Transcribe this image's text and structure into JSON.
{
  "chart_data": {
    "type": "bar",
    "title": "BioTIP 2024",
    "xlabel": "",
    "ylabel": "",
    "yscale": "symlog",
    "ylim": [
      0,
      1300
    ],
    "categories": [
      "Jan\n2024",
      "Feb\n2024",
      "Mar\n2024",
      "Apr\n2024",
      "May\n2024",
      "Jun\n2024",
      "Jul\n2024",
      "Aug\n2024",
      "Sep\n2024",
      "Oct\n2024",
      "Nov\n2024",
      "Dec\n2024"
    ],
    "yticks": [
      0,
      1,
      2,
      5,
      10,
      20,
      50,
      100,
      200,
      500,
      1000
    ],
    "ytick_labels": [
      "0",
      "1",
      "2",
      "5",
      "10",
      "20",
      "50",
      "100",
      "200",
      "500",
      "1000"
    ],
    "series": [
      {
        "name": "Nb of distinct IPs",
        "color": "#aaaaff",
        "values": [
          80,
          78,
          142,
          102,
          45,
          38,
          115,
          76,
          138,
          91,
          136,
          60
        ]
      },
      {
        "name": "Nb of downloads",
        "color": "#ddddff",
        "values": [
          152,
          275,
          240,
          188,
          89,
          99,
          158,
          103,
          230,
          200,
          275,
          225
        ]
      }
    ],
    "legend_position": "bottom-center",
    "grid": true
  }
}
==============================
All of the material above needs to be retyped word for word.

Transcribe this image's text and structure into JSON.
{
  "chart_data": {
    "type": "bar",
    "title": "BioTIP 2024",
    "xlabel": "",
    "ylabel": "",
    "yscale": "symlog",
    "ylim": [
      0,
      1300
    ],
    "categories": [
      "Jan\n2024",
      "Feb\n2024",
      "Mar\n2024",
      "Apr\n2024",
      "May\n2024",
      "Jun\n2024",
      "Jul\n2024",
      "Aug\n2024",
      "Sep\n2024",
      "Oct\n2024",
      "Nov\n2024",
      "Dec\n2024"
    ],
    "yticks": [
      0,
      1,
      2,
      5,
      10,
      20,
      50,
      100,
      200,
      500,
      1000
    ],
    "ytick_labels": [
      "0",
      "1",
      "2",
      "5",
      "10",
      "20",
      "50",
      "100",
      "200",
      "500",
      "1000"
    ],
    "series": [
      {
        "name": "Nb of distinct IPs",
        "color": "#aaaaff",
        "values": [
          80,
          78,
          142,
          102,
          45,
          38,
          115,
          76,
          138,
          91,
          136,
          60
        ]
      },
      {
        "name": "Nb of downloads",
        "color": "#ddddff",
        "values": [
          152,
          275,
          240,
          188,
          89,
          99,
          158,
          103,
          230,
          200,
          275,
          225
        ]
      }
    ],
    "legend_position": "bottom-center",
    "grid": true
  }
}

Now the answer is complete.